Search the listing below for the word "title" and copy each line that holds it.

(begin)

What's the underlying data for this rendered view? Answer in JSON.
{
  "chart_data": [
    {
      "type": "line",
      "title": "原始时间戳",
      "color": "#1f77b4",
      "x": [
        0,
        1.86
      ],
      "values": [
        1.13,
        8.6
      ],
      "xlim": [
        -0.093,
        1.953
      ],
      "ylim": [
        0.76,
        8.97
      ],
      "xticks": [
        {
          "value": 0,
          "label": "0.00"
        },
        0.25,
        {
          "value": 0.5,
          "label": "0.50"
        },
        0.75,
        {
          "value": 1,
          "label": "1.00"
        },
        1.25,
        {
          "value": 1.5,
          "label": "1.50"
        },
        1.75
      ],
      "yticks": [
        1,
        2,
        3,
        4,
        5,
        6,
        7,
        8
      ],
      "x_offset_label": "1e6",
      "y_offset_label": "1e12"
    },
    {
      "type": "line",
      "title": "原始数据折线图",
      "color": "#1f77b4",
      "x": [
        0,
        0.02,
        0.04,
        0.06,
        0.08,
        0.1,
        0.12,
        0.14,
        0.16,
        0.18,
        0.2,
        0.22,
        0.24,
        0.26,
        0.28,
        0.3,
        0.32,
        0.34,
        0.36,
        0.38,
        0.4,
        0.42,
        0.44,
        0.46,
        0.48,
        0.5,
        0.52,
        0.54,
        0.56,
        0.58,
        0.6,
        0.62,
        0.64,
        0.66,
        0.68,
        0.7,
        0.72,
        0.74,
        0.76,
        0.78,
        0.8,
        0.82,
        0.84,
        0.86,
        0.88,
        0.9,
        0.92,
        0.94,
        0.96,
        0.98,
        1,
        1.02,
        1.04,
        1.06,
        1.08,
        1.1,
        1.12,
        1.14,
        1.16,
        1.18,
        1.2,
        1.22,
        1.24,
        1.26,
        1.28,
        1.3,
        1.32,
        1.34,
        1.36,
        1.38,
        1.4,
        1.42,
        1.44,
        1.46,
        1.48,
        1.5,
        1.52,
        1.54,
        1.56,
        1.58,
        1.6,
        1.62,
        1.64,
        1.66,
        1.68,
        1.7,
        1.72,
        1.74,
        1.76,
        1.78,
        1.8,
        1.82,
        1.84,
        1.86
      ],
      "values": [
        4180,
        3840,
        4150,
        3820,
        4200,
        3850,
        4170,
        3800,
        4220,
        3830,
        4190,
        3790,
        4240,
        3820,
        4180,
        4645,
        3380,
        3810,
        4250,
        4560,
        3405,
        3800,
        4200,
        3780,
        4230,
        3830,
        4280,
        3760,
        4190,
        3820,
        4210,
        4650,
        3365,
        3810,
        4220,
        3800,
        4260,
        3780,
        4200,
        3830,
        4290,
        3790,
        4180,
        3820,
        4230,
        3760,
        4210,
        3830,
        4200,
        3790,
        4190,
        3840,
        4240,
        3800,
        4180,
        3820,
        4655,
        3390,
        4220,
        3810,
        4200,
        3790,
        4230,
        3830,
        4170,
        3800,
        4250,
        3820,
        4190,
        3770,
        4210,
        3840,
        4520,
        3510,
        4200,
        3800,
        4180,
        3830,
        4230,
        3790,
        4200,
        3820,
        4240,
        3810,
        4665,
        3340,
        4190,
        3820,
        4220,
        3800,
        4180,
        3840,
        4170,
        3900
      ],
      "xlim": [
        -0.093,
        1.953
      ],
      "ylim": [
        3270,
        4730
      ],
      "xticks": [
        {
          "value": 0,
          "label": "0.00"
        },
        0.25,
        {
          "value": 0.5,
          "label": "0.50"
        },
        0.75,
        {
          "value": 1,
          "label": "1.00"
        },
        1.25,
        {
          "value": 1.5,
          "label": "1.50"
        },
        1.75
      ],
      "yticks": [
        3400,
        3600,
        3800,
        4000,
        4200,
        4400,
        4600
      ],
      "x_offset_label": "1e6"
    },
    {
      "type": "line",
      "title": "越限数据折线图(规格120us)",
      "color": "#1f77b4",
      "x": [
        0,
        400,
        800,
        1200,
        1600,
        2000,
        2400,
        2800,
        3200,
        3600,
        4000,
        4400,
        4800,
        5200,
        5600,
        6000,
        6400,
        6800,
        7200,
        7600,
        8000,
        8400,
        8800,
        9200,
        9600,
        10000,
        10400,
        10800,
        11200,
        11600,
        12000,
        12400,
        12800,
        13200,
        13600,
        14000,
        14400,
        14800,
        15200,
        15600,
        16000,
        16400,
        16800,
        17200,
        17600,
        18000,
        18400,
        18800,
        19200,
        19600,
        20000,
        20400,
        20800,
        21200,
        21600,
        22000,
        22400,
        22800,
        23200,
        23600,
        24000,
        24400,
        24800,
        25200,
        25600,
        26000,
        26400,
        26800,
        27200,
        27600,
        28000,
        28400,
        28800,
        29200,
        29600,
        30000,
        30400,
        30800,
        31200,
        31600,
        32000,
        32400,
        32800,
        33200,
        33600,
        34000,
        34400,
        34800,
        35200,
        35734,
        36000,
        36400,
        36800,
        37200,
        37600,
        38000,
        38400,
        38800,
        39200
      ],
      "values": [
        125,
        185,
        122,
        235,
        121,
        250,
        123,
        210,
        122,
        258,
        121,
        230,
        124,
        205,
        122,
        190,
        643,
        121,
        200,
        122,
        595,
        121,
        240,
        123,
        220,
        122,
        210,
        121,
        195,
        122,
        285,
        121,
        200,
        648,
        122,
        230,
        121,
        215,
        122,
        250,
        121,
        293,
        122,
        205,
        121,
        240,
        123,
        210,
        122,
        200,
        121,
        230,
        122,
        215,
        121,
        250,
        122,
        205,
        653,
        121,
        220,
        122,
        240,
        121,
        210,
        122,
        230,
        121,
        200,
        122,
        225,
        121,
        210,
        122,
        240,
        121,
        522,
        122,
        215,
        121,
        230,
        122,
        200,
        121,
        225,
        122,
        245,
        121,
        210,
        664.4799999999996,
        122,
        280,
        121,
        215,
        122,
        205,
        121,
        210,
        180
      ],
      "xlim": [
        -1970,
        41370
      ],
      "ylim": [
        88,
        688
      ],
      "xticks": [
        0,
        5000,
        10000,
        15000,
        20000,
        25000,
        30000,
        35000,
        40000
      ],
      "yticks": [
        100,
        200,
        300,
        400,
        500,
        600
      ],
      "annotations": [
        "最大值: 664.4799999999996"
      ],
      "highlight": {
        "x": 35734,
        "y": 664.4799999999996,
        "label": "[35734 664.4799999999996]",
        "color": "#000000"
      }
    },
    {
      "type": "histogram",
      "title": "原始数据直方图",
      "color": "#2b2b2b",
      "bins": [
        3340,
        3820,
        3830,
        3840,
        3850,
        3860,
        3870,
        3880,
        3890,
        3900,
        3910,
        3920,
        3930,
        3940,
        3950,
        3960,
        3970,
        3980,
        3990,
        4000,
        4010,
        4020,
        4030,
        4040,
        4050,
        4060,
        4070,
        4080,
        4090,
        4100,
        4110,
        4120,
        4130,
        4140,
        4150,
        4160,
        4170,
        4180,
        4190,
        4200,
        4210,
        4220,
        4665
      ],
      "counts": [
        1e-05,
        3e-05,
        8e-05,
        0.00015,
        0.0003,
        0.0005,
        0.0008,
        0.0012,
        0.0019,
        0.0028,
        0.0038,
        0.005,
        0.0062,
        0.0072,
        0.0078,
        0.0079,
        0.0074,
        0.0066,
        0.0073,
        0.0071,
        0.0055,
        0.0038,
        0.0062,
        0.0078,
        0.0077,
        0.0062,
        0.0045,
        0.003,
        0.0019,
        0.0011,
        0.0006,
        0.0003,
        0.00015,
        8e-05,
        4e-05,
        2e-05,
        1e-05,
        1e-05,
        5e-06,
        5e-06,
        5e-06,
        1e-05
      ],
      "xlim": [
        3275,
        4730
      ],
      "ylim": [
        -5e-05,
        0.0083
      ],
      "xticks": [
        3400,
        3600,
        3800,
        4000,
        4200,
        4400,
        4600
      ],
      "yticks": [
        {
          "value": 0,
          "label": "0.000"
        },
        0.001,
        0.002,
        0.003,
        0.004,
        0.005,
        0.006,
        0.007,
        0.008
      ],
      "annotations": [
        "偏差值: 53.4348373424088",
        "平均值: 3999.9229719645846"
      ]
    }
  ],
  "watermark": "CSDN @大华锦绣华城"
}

(end)

### RESULT OF THE TASK
      "title": "原始时间戳",
      "title": "原始数据折线图",
      "title": "越限数据折线图(规格120us)",
      "title": "原始数据直方图",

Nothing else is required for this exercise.